>> START The records

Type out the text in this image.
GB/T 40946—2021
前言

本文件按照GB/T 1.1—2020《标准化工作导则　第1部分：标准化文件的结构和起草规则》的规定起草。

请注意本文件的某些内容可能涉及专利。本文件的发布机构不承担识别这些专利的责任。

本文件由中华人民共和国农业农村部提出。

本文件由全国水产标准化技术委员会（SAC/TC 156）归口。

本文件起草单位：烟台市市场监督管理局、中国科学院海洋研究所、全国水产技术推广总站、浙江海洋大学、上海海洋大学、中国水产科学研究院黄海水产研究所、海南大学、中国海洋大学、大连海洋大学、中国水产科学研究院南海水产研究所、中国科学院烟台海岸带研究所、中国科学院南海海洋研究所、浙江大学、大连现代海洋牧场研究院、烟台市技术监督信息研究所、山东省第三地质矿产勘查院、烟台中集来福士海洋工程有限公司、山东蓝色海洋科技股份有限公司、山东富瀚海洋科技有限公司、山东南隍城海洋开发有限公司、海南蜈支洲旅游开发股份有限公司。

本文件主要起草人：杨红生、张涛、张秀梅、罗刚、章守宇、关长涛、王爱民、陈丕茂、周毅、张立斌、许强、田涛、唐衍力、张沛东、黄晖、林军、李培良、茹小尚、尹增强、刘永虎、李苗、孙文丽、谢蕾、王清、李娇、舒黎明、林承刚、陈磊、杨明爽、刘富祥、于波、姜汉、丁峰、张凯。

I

>> END The records

Exercise description: Copy out the whole listing exactly; please set it all down.

Output for this task:
Type out the text in this image.
GB/T 40946—2021
前言

本文件按照GB/T 1.1—2020《标准化工作导则　第1部分：标准化文件的结构和起草规则》的规定起草。

请注意本文件的某些内容可能涉及专利。本文件的发布机构不承担识别这些专利的责任。

本文件由中华人民共和国农业农村部提出。

本文件由全国水产标准化技术委员会（SAC/TC 156）归口。

本文件起草单位：烟台市市场监督管理局、中国科学院海洋研究所、全国水产技术推广总站、浙江海洋大学、上海海洋大学、中国水产科学研究院黄海水产研究所、海南大学、中国海洋大学、大连海洋大学、中国水产科学研究院南海水产研究所、中国科学院烟台海岸带研究所、中国科学院南海海洋研究所、浙江大学、大连现代海洋牧场研究院、烟台市技术监督信息研究所、山东省第三地质矿产勘查院、烟台中集来福士海洋工程有限公司、山东蓝色海洋科技股份有限公司、山东富瀚海洋科技有限公司、山东南隍城海洋开发有限公司、海南蜈支洲旅游开发股份有限公司。

本文件主要起草人：杨红生、张涛、张秀梅、罗刚、章守宇、关长涛、王爱民、陈丕茂、周毅、张立斌、许强、田涛、唐衍力、张沛东、黄晖、林军、李培良、茹小尚、尹增强、刘永虎、李苗、孙文丽、谢蕾、王清、李娇、舒黎明、林承刚、陈磊、杨明爽、刘富祥、于波、姜汉、丁峰、张凯。

I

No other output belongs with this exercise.